=== What the task requires ===
Repeat each line of the material exactly.

=== Data shown ===
******

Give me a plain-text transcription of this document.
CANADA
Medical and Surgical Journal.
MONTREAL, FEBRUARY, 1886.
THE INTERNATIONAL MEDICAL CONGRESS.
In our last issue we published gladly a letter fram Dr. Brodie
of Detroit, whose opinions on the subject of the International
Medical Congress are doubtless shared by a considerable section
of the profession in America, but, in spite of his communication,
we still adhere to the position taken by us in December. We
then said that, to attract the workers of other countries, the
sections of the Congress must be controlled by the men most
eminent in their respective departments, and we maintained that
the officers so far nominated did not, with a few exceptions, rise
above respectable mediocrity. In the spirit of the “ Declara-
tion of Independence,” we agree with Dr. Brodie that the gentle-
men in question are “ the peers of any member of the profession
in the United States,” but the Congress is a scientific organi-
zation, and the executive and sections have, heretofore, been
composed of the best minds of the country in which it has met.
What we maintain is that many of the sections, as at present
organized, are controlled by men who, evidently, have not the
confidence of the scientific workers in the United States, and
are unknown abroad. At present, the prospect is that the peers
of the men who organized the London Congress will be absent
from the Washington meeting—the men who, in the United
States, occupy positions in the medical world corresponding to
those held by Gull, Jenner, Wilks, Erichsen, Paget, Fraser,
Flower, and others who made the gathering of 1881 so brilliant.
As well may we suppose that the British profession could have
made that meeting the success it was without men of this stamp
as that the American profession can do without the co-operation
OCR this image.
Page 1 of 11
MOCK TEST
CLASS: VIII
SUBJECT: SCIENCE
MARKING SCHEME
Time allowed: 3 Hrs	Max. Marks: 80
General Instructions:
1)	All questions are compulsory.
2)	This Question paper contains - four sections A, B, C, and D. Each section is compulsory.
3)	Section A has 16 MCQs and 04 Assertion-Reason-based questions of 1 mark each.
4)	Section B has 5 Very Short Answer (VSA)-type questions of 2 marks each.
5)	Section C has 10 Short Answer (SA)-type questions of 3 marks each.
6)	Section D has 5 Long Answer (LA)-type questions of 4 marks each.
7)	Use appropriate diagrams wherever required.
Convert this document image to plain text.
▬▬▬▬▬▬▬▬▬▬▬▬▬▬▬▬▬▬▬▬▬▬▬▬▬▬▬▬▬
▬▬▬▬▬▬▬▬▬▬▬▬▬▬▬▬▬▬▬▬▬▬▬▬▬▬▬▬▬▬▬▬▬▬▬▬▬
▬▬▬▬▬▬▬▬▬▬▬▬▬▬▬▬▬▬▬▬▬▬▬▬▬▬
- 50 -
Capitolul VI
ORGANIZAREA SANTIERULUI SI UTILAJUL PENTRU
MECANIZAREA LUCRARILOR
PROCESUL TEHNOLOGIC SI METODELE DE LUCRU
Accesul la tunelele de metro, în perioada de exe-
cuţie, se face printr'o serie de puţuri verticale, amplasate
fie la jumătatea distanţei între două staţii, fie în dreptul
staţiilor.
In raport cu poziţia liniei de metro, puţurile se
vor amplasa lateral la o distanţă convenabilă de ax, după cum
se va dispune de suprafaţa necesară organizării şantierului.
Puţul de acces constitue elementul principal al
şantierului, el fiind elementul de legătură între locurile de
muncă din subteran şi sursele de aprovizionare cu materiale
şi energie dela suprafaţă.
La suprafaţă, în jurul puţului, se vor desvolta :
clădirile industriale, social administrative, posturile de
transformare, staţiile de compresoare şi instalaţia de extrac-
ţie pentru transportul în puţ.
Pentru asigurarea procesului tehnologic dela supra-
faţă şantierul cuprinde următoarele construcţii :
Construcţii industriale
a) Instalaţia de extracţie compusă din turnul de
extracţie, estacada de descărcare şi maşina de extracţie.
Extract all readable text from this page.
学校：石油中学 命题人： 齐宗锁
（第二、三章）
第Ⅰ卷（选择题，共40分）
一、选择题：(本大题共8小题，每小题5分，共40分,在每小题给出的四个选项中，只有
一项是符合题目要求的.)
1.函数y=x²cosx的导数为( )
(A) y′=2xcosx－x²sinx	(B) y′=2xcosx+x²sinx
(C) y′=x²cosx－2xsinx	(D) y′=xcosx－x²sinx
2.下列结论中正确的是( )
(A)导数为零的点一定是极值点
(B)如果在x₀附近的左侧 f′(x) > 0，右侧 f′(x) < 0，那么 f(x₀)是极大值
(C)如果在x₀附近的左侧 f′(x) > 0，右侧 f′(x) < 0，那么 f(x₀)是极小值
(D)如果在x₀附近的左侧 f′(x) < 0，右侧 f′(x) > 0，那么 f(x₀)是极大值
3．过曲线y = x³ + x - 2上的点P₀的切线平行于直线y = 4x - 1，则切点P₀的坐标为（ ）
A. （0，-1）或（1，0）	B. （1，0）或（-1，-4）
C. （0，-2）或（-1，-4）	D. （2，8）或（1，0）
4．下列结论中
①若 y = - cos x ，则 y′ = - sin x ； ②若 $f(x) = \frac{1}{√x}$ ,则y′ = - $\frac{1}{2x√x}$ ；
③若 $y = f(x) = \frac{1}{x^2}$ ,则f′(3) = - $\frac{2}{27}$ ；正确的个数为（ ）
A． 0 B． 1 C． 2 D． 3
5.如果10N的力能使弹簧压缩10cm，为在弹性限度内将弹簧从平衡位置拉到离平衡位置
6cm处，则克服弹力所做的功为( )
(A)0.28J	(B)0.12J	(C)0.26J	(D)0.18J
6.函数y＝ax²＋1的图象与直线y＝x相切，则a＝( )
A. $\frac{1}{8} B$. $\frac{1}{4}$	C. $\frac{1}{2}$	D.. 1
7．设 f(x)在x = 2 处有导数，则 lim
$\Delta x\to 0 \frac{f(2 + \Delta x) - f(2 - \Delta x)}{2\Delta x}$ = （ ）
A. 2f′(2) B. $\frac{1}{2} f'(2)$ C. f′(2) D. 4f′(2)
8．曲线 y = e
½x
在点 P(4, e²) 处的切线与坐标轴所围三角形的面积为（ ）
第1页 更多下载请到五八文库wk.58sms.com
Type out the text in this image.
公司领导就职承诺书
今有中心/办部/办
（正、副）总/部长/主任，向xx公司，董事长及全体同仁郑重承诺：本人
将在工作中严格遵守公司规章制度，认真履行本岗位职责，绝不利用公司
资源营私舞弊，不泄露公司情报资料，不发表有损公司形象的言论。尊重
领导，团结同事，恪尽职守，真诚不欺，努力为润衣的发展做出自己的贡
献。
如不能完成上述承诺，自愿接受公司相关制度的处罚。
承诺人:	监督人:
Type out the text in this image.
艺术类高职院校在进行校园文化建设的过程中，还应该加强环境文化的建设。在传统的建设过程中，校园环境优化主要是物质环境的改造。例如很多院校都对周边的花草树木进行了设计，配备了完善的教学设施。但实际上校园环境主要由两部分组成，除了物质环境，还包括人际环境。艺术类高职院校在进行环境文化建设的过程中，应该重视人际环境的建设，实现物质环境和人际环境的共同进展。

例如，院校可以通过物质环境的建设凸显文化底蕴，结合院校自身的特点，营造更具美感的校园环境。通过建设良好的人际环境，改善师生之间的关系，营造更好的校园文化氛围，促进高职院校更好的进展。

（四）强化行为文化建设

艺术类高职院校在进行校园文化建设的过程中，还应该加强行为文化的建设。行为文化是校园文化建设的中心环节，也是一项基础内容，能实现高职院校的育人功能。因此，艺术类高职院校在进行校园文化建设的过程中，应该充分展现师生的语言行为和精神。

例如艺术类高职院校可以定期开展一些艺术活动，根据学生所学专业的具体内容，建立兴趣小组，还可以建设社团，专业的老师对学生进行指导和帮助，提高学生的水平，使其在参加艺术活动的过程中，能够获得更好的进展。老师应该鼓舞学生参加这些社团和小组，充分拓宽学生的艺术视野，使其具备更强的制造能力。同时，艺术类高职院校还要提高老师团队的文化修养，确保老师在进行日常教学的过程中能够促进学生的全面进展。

******

=== Task solution ===
Give me a plain-text transcription of this document.
CANADA
Medical and Surgical Journal.
MONTREAL, FEBRUARY, 1886.
THE INTERNATIONAL MEDICAL CONGRESS.
In our last issue we published gladly a letter fram Dr. Brodie
of Detroit, whose opinions on the subject of the International
Medical Congress are doubtless shared by a considerable section
of the profession in America, but, in spite of his communication,
we still adhere to the position taken by us in December. We
then said that, to attract the workers of other countries, the
sections of the Congress must be controlled by the men most
eminent in their respective departments, and we maintained that
the officers so far nominated did not, with a few exceptions, rise
above respectable mediocrity. In the spirit of the “ Declara-
tion of Independence,” we agree with Dr. Brodie that the gentle-
men in question are “ the peers of any member of the profession
in the United States,” but the Congress is a scientific organi-
zation, and the executive and sections have, heretofore, been
composed of the best minds of the country in which it has met.
What we maintain is that many of the sections, as at present
organized, are controlled by men who, evidently, have not the
confidence of the scientific workers in the United States, and
are unknown abroad. At present, the prospect is that the peers
of the men who organized the London Congress will be absent
from the Washington meeting—the men who, in the United
States, occupy positions in the medical world corresponding to
those held by Gull, Jenner, Wilks, Erichsen, Paget, Fraser,
Flower, and others who made the gathering of 1881 so brilliant.
As well may we suppose that the British profession could have
made that meeting the success it was without men of this stamp
as that the American profession can do without the co-operation
OCR this image.
Page 1 of 11
MOCK TEST
CLASS: VIII
SUBJECT: SCIENCE
MARKING SCHEME
Time allowed: 3 Hrs	Max. Marks: 80
General Instructions:
1)	All questions are compulsory.
2)	This Question paper contains - four sections A, B, C, and D. Each section is compulsory.
3)	Section A has 16 MCQs and 04 Assertion-Reason-based questions of 1 mark each.
4)	Section B has 5 Very Short Answer (VSA)-type questions of 2 marks each.
5)	Section C has 10 Short Answer (SA)-type questions of 3 marks each.
6)	Section D has 5 Long Answer (LA)-type questions of 4 marks each.
7)	Use appropriate diagrams wherever required.
Convert this document image to plain text.
▬▬▬▬▬▬▬▬▬▬▬▬▬▬▬▬▬▬▬▬▬▬▬▬▬▬▬▬▬
▬▬▬▬▬▬▬▬▬▬▬▬▬▬▬▬▬▬▬▬▬▬▬▬▬▬▬▬▬▬▬▬▬▬▬▬▬
▬▬▬▬▬▬▬▬▬▬▬▬▬▬▬▬▬▬▬▬▬▬▬▬▬▬
- 50 -
Capitolul VI
ORGANIZAREA SANTIERULUI SI UTILAJUL PENTRU
MECANIZAREA LUCRARILOR
PROCESUL TEHNOLOGIC SI METODELE DE LUCRU
Accesul la tunelele de metro, în perioada de exe-
cuţie, se face printr'o serie de puţuri verticale, amplasate
fie la jumătatea distanţei între două staţii, fie în dreptul
staţiilor.
In raport cu poziţia liniei de metro, puţurile se
vor amplasa lateral la o distanţă convenabilă de ax, după cum
se va dispune de suprafaţa necesară organizării şantierului.
Puţul de acces constitue elementul principal al
şantierului, el fiind elementul de legătură între locurile de
muncă din subteran şi sursele de aprovizionare cu materiale
şi energie dela suprafaţă.
La suprafaţă, în jurul puţului, se vor desvolta :
clădirile industriale, social administrative, posturile de
transformare, staţiile de compresoare şi instalaţia de extrac-
ţie pentru transportul în puţ.
Pentru asigurarea procesului tehnologic dela supra-
faţă şantierul cuprinde următoarele construcţii :
Construcţii industriale
a) Instalaţia de extracţie compusă din turnul de
extracţie, estacada de descărcare şi maşina de extracţie.
Extract all readable text from this page.
学校：石油中学 命题人： 齐宗锁
（第二、三章）
第Ⅰ卷（选择题，共40分）
一、选择题：(本大题共8小题，每小题5分，共40分,在每小题给出的四个选项中，只有
一项是符合题目要求的.)
1.函数y=x²cosx的导数为( )
(A) y′=2xcosx－x²sinx	(B) y′=2xcosx+x²sinx
(C) y′=x²cosx－2xsinx	(D) y′=xcosx－x²sinx
2.下列结论中正确的是( )
(A)导数为零的点一定是极值点
(B)如果在x₀附近的左侧 f′(x) > 0，右侧 f′(x) < 0，那么 f(x₀)是极大值
(C)如果在x₀附近的左侧 f′(x) > 0，右侧 f′(x) < 0，那么 f(x₀)是极小值
(D)如果在x₀附近的左侧 f′(x) < 0，右侧 f′(x) > 0，那么 f(x₀)是极大值
3．过曲线y = x³ + x - 2上的点P₀的切线平行于直线y = 4x - 1，则切点P₀的坐标为（ ）
A. （0，-1）或（1，0）	B. （1，0）或（-1，-4）
C. （0，-2）或（-1，-4）	D. （2，8）或（1，0）
4．下列结论中
①若 y = - cos x ，则 y′ = - sin x ； ②若 $f(x) = \frac{1}{√x}$ ,则y′ = - $\frac{1}{2x√x}$ ；
③若 $y = f(x) = \frac{1}{x^2}$ ,则f′(3) = - $\frac{2}{27}$ ；正确的个数为（ ）
A． 0 B． 1 C． 2 D． 3
5.如果10N的力能使弹簧压缩10cm，为在弹性限度内将弹簧从平衡位置拉到离平衡位置
6cm处，则克服弹力所做的功为( )
(A)0.28J	(B)0.12J	(C)0.26J	(D)0.18J
6.函数y＝ax²＋1的图象与直线y＝x相切，则a＝( )
A. $\frac{1}{8} B$. $\frac{1}{4}$	C. $\frac{1}{2}$	D.. 1
7．设 f(x)在x = 2 处有导数，则 lim
$\Delta x\to 0 \frac{f(2 + \Delta x) - f(2 - \Delta x)}{2\Delta x}$ = （ ）
A. 2f′(2) B. $\frac{1}{2} f'(2)$ C. f′(2) D. 4f′(2)
8．曲线 y = e
½x
在点 P(4, e²) 处的切线与坐标轴所围三角形的面积为（ ）
第1页 更多下载请到五八文库wk.58sms.com
Type out the text in this image.
公司领导就职承诺书
今有中心/办部/办
（正、副）总/部长/主任，向xx公司，董事长及全体同仁郑重承诺：本人
将在工作中严格遵守公司规章制度，认真履行本岗位职责，绝不利用公司
资源营私舞弊，不泄露公司情报资料，不发表有损公司形象的言论。尊重
领导，团结同事，恪尽职守，真诚不欺，努力为润衣的发展做出自己的贡
献。
如不能完成上述承诺，自愿接受公司相关制度的处罚。
承诺人:	监督人:
Type out the text in this image.
艺术类高职院校在进行校园文化建设的过程中，还应该加强环境文化的建设。在传统的建设过程中，校园环境优化主要是物质环境的改造。例如很多院校都对周边的花草树木进行了设计，配备了完善的教学设施。但实际上校园环境主要由两部分组成，除了物质环境，还包括人际环境。艺术类高职院校在进行环境文化建设的过程中，应该重视人际环境的建设，实现物质环境和人际环境的共同进展。

例如，院校可以通过物质环境的建设凸显文化底蕴，结合院校自身的特点，营造更具美感的校园环境。通过建设良好的人际环境，改善师生之间的关系，营造更好的校园文化氛围，促进高职院校更好的进展。

（四）强化行为文化建设

艺术类高职院校在进行校园文化建设的过程中，还应该加强行为文化的建设。行为文化是校园文化建设的中心环节，也是一项基础内容，能实现高职院校的育人功能。因此，艺术类高职院校在进行校园文化建设的过程中，应该充分展现师生的语言行为和精神。

例如艺术类高职院校可以定期开展一些艺术活动，根据学生所学专业的具体内容，建立兴趣小组，还可以建设社团，专业的老师对学生进行指导和帮助，提高学生的水平，使其在参加艺术活动的过程中，能够获得更好的进展。老师应该鼓舞学生参加这些社团和小组，充分拓宽学生的艺术视野，使其具备更强的制造能力。同时，艺术类高职院校还要提高老师团队的文化修养，确保老师在进行日常教学的过程中能够促进学生的全面进展。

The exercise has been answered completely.